▸ DATASET ENTRIES

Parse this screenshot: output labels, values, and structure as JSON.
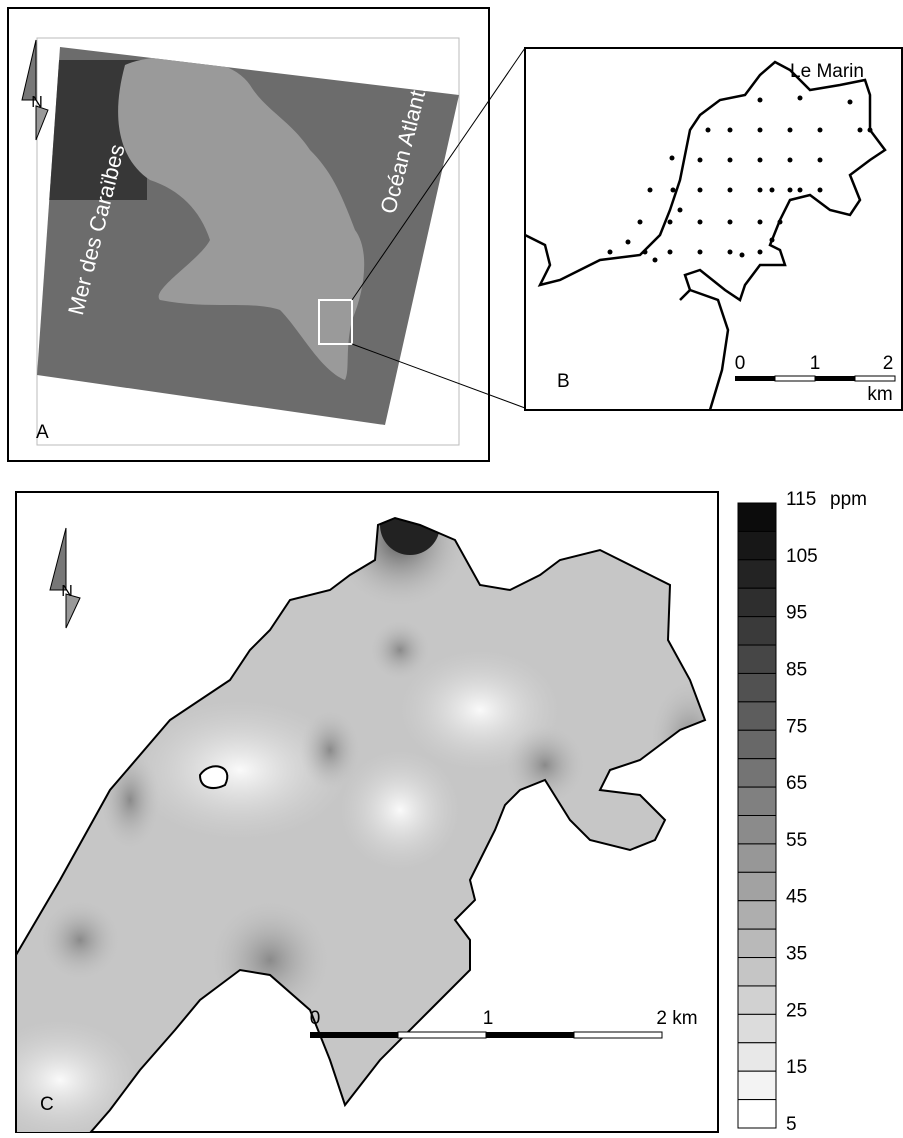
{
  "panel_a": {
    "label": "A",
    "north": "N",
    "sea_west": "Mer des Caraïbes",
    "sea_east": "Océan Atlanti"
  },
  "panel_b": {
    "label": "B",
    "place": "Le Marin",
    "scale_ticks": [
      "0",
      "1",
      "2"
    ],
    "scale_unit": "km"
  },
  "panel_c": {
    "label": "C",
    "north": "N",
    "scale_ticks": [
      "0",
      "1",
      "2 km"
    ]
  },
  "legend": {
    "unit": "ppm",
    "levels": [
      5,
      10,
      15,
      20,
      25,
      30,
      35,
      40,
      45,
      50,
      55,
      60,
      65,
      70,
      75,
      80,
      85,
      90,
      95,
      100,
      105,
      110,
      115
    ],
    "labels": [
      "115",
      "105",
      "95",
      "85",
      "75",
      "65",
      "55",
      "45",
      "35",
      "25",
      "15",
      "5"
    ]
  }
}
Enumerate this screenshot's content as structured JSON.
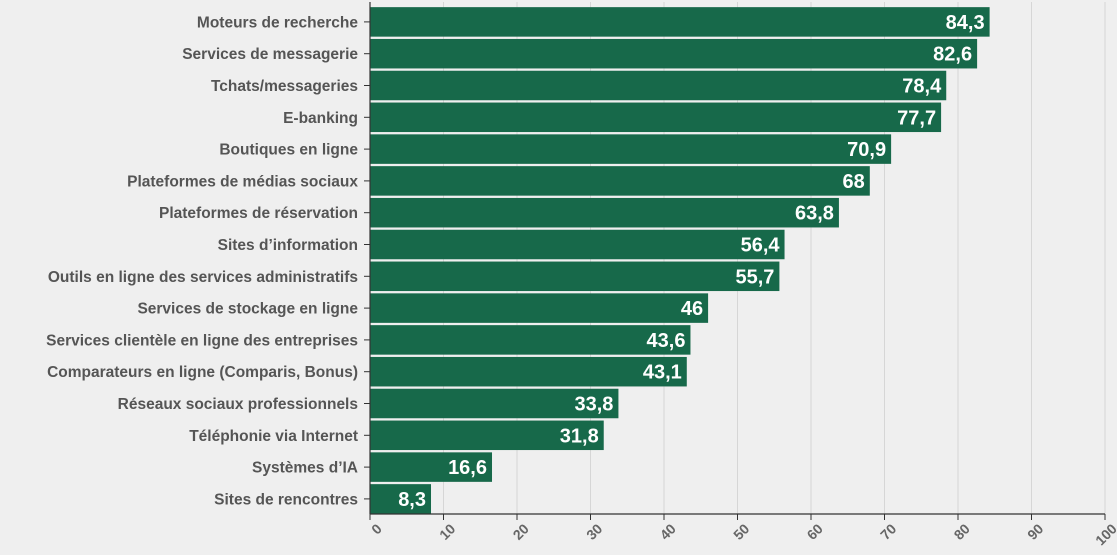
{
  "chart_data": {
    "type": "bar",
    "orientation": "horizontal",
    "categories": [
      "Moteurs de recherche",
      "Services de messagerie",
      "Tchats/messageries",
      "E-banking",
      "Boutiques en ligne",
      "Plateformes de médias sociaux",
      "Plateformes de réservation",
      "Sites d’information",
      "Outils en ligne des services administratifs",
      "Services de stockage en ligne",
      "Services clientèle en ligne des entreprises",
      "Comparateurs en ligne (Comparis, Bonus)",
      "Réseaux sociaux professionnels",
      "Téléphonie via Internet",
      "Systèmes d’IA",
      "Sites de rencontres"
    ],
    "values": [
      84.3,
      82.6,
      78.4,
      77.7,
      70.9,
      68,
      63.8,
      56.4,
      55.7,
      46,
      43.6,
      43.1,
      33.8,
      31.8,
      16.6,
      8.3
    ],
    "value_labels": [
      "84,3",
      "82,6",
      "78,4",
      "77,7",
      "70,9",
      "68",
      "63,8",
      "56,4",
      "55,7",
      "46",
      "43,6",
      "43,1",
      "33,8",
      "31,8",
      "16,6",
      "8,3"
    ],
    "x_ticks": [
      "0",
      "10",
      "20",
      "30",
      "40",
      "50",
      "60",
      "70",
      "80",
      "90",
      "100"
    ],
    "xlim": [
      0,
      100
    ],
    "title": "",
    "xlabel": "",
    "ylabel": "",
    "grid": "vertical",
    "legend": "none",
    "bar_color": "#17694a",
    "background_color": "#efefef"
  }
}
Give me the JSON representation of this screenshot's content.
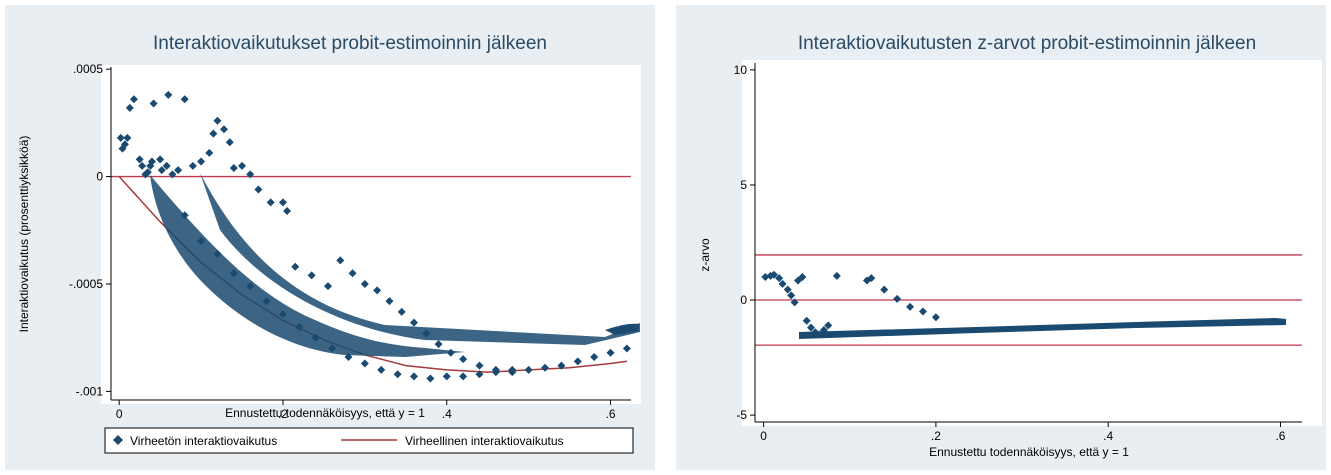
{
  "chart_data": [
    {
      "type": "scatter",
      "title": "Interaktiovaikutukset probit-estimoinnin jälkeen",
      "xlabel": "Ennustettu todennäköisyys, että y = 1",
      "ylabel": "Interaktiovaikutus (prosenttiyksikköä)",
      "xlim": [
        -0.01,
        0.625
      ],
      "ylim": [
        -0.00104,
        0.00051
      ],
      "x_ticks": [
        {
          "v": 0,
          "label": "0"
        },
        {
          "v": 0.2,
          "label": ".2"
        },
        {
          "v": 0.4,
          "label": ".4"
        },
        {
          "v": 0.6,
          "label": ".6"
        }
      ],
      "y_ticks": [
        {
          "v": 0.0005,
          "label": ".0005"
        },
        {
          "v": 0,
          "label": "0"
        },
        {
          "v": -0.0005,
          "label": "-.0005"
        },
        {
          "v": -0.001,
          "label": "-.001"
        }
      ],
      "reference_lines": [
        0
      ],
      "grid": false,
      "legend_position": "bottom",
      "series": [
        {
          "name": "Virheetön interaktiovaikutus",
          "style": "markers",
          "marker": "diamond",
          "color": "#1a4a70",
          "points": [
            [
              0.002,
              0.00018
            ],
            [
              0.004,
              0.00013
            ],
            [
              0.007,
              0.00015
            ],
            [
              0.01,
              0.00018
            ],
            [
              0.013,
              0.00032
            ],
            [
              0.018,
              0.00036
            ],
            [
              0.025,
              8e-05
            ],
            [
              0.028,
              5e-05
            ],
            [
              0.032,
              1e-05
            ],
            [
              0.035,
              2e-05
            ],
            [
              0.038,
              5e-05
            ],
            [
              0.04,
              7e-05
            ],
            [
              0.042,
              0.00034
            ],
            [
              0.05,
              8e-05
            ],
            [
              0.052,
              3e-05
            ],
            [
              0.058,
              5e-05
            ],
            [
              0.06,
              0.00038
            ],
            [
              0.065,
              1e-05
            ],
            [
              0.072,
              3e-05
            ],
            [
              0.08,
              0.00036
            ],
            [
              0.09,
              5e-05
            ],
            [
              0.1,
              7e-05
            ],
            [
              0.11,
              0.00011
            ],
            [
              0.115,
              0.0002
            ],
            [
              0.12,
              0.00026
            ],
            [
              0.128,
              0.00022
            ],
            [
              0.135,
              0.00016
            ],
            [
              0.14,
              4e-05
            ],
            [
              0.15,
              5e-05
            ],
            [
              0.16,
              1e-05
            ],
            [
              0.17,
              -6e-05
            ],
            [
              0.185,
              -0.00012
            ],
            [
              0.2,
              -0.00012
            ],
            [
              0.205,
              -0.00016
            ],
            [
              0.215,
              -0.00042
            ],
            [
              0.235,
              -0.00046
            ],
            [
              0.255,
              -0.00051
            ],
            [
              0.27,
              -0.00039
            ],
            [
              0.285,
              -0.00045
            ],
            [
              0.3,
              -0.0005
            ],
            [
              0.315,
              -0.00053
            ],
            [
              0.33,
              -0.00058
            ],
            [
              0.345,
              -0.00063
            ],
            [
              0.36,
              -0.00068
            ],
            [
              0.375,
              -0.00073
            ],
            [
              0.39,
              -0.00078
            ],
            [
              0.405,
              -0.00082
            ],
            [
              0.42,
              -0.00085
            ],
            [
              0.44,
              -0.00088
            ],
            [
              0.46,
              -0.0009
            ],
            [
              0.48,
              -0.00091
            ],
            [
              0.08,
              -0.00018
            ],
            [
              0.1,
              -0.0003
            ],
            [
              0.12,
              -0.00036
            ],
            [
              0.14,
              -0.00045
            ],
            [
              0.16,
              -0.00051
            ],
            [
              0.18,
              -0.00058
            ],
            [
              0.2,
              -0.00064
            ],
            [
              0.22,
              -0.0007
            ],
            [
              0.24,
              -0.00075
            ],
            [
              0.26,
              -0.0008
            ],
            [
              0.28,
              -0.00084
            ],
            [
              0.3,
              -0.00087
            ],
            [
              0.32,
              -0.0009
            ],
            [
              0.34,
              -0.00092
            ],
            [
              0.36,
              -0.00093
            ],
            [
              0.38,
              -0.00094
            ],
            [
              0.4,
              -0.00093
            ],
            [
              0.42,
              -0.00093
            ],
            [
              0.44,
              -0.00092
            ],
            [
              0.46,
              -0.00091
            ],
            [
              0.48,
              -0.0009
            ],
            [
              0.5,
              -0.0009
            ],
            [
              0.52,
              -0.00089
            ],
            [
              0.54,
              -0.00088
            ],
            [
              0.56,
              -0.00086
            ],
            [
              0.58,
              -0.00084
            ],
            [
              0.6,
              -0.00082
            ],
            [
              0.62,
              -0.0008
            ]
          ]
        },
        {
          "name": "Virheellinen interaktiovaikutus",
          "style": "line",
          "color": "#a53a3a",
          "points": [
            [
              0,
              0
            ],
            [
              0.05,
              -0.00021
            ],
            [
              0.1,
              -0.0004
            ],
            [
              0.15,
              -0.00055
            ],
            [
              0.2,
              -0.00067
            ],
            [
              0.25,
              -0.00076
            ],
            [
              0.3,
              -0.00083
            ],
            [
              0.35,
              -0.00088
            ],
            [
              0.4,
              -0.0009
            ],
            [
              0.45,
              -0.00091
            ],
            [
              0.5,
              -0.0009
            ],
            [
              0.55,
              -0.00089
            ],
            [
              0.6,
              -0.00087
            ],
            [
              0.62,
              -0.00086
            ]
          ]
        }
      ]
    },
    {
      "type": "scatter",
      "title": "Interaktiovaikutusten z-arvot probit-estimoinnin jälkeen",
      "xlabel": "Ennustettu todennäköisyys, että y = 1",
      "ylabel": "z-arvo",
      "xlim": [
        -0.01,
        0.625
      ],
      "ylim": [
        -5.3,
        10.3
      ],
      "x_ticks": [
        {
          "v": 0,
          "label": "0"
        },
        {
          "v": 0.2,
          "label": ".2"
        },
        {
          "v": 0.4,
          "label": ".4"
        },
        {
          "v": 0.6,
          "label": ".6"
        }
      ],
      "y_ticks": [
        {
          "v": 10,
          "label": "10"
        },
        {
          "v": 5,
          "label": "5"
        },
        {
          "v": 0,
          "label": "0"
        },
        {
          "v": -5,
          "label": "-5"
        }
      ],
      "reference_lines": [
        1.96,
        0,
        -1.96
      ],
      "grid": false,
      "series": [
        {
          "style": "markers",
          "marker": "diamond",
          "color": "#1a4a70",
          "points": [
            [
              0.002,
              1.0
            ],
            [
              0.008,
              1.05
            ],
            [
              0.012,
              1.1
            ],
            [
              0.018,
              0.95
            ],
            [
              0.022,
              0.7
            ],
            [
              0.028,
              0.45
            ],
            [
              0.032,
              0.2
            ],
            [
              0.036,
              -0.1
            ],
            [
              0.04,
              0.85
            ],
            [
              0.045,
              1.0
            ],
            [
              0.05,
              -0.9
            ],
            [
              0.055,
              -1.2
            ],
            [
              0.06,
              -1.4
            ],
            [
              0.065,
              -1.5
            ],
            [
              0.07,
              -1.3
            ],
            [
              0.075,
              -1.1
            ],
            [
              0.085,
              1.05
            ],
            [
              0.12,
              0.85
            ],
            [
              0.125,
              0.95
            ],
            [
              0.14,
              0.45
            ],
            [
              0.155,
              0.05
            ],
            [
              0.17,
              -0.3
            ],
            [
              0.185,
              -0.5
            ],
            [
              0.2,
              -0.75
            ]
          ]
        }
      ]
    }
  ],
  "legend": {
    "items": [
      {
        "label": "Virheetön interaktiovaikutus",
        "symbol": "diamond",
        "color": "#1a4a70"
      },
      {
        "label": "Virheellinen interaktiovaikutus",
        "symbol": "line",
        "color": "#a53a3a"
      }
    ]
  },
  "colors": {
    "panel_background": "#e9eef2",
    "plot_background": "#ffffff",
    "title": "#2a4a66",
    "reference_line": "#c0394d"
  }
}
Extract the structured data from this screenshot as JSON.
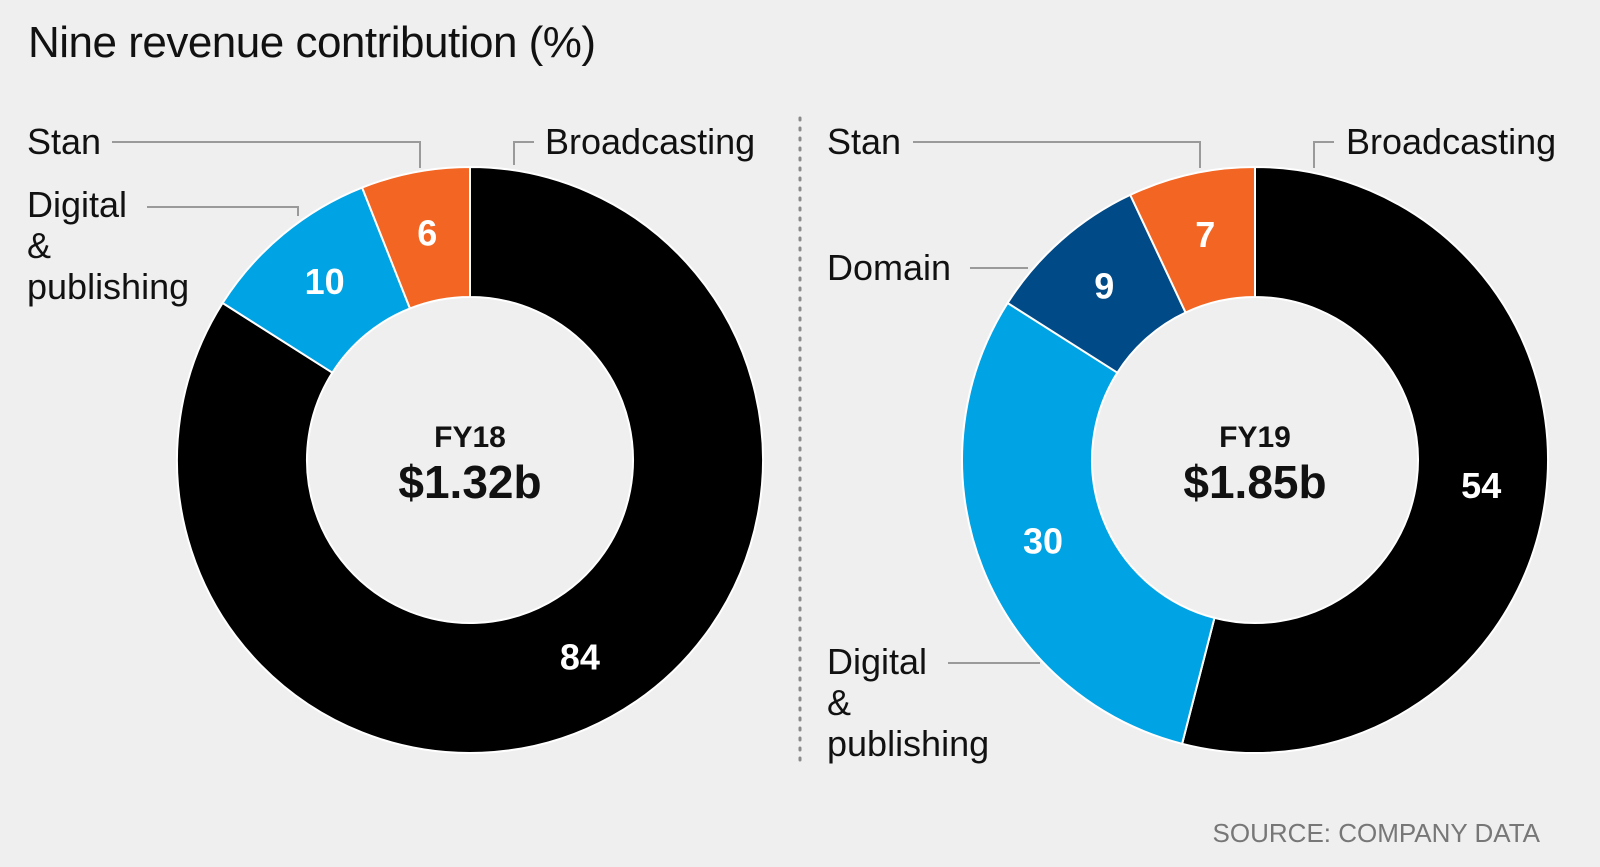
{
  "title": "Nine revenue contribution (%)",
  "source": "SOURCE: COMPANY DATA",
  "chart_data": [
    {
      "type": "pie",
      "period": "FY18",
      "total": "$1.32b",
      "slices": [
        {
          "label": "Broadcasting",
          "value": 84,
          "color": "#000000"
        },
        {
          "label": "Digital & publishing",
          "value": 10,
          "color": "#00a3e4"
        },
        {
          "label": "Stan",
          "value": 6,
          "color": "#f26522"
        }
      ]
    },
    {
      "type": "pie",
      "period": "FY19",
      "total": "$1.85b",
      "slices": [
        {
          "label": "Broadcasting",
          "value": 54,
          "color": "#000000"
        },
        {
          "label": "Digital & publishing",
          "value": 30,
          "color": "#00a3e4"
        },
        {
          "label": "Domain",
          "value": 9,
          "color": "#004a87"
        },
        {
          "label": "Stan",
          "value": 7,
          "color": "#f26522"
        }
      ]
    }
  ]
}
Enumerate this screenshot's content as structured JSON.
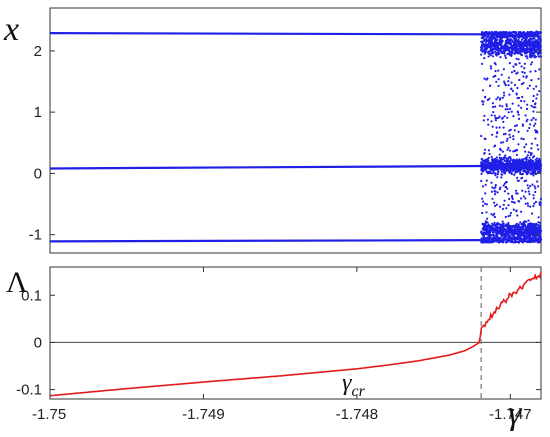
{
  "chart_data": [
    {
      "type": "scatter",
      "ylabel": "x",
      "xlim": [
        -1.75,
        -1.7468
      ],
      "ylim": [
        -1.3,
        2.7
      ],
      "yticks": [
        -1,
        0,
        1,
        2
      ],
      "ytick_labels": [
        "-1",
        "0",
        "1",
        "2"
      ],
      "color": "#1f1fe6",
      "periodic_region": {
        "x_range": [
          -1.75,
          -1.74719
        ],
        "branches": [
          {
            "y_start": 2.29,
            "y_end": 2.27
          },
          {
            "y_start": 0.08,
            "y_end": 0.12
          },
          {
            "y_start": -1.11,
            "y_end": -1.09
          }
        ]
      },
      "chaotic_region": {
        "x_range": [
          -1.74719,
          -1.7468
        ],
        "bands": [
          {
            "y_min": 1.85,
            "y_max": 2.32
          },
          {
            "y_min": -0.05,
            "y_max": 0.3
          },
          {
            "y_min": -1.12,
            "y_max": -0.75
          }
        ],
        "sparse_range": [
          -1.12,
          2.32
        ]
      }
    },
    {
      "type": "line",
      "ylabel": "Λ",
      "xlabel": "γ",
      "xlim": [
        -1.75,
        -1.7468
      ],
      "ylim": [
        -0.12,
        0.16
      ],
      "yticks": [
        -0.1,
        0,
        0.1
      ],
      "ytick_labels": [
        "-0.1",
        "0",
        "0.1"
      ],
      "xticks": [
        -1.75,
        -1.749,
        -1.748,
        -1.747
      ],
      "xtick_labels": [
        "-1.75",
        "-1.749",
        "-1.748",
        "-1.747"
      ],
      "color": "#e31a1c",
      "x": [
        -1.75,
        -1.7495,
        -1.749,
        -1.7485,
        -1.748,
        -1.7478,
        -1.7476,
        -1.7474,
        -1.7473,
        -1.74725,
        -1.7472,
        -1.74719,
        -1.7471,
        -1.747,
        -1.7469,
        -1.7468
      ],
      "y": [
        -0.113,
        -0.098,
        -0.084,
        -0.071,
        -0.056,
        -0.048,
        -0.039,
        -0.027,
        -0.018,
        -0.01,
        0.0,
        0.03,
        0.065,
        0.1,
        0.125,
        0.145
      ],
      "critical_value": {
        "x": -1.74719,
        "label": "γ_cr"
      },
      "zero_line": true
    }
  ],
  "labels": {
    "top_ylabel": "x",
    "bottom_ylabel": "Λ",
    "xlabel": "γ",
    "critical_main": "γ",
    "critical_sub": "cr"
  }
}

▸ WRITTEN TASK
The word "name" may appear on some lines of these records; state how many such lines there are, and nothing else.

▸ ANSWER TO THIS PROBLEM
2